** Stated goal **
Copy each line below in which the string "ĐỘNG" occurs.

** Given data **
####
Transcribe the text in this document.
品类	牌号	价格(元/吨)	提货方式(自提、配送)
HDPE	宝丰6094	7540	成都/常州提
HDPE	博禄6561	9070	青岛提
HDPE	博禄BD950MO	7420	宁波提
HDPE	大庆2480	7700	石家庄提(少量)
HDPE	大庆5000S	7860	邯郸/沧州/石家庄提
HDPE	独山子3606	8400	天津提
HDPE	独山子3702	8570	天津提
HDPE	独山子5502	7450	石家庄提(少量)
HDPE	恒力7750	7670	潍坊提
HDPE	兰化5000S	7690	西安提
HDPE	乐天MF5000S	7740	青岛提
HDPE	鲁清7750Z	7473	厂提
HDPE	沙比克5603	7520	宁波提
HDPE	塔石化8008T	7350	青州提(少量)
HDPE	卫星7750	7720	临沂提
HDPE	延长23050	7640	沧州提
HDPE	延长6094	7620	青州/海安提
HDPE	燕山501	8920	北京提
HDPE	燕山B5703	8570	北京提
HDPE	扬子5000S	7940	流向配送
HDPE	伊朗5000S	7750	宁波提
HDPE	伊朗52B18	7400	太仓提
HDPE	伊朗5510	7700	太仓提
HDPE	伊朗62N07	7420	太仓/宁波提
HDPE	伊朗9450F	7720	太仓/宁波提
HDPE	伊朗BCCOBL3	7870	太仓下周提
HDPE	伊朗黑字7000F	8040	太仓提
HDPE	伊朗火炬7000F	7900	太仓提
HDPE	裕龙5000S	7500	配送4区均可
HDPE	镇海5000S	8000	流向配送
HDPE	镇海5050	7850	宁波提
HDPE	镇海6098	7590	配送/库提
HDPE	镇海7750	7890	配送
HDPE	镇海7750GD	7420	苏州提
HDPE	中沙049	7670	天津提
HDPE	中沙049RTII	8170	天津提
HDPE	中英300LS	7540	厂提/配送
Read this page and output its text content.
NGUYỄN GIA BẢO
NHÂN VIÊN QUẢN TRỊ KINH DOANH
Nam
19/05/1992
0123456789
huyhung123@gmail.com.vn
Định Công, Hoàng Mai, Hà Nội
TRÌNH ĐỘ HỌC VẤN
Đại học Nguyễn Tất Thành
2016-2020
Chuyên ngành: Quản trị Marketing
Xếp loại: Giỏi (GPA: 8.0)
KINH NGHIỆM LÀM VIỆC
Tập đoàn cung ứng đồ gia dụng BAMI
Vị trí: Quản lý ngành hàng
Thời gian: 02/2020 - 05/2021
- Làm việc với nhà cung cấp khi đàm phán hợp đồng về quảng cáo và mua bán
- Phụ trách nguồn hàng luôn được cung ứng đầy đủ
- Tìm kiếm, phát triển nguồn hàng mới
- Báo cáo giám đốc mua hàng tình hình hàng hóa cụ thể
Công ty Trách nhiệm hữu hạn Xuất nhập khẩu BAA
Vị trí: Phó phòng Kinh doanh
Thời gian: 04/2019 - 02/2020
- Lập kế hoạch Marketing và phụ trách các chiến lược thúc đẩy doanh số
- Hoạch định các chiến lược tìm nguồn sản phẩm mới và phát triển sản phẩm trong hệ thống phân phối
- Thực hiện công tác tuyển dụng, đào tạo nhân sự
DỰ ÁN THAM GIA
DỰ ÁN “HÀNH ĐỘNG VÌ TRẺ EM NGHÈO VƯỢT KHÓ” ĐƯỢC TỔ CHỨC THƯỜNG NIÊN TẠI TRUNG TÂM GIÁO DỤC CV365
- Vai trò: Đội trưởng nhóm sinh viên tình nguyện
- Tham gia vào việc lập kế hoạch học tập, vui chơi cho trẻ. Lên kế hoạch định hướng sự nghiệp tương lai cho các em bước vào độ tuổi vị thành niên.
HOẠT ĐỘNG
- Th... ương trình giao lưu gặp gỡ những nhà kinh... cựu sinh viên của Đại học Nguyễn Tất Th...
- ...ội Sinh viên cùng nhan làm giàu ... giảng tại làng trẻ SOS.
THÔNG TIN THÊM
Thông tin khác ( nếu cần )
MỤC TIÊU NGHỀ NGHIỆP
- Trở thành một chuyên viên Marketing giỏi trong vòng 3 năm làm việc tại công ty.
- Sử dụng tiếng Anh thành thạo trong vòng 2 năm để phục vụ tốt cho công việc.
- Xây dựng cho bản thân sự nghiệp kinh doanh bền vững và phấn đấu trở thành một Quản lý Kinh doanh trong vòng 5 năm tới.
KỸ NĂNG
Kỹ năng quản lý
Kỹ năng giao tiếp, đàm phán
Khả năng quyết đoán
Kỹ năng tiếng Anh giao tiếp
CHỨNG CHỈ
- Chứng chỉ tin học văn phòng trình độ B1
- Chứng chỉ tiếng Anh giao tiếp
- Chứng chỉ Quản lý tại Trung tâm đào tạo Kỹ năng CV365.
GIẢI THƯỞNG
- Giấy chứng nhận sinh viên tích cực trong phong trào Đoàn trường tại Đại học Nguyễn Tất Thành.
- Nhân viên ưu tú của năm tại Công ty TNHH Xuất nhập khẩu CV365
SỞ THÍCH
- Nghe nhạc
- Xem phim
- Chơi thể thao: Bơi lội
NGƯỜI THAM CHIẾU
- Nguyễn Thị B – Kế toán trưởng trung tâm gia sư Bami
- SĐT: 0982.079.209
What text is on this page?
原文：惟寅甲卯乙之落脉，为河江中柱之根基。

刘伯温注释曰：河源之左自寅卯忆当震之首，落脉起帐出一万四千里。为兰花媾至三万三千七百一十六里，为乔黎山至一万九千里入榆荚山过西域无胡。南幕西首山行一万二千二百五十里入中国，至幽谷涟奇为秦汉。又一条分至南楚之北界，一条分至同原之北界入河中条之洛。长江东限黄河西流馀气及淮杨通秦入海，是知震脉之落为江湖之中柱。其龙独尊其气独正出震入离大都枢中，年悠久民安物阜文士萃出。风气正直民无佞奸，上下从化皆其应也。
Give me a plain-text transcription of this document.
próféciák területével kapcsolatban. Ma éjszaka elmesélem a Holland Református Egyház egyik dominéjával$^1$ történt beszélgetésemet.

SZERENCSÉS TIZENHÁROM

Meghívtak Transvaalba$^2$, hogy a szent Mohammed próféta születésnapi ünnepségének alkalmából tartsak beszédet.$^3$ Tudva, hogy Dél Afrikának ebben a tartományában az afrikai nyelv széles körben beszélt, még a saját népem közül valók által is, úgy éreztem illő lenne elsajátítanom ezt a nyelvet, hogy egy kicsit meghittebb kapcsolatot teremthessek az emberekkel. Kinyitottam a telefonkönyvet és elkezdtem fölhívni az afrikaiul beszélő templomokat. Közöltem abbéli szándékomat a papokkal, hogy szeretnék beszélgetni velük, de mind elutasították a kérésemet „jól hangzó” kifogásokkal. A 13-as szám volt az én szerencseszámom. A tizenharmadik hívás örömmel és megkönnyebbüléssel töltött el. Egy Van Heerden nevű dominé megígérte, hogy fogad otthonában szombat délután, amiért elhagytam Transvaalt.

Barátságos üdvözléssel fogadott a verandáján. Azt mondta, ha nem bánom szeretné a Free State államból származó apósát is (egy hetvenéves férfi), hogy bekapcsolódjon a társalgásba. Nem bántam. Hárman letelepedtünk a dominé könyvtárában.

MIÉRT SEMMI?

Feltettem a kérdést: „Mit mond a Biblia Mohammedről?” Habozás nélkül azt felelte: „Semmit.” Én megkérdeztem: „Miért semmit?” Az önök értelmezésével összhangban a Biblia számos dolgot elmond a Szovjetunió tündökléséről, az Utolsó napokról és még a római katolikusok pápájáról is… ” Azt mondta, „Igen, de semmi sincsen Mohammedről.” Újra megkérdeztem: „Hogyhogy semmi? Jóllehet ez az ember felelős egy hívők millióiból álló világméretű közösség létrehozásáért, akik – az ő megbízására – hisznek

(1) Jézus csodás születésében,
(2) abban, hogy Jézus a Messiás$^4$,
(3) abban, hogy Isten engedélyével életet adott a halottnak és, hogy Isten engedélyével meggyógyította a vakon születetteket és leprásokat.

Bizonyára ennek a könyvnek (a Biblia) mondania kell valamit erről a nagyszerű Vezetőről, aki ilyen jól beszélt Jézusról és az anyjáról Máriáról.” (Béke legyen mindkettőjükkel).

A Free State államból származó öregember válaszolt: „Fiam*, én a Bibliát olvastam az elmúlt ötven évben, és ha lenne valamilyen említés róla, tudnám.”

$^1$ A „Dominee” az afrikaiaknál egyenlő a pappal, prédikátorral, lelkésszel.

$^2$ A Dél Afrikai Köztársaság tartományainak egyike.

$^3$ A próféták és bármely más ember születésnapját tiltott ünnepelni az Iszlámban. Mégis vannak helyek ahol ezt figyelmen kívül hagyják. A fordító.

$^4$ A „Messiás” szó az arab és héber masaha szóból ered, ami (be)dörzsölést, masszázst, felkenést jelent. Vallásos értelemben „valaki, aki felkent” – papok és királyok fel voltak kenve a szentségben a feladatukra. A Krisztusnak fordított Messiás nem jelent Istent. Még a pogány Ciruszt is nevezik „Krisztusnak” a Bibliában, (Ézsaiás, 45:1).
####
** Correct output **
DỰ ÁN “HÀNH ĐỘNG VÌ TRẺ EM NGHÈO VƯỢT KHÓ” ĐƯỢC TỔ CHỨC THƯỜNG NIÊN TẠI TRUNG TÂM GIÁO DỤC CV365
HOẠT ĐỘNG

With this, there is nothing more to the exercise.